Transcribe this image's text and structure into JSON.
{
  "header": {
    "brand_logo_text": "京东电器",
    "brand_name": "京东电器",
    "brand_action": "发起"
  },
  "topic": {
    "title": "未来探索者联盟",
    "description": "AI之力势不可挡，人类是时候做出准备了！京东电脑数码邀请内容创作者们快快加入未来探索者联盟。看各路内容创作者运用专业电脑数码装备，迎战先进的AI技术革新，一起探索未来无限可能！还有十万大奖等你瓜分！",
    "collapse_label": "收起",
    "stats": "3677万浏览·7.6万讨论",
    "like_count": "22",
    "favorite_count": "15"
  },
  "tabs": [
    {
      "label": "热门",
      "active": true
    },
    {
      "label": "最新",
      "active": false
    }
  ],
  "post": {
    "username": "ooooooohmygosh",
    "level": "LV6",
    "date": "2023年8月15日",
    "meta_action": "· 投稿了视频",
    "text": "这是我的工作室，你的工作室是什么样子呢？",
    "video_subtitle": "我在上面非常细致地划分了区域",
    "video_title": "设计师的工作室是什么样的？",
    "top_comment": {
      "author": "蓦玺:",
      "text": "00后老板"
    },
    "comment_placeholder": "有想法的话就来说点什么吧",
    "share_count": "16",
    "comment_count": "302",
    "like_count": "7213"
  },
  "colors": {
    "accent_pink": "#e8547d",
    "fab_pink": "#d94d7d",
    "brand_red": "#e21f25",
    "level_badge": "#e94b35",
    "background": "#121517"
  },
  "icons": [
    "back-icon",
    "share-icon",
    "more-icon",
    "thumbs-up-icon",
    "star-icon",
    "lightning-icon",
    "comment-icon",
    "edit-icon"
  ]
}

========================================

Isolate the lines above that contain the word "京东电器" and copy them.

* **FINAL ANSWER**:
    "brand_logo_text": "京东电器",
    "brand_name": "京东电器",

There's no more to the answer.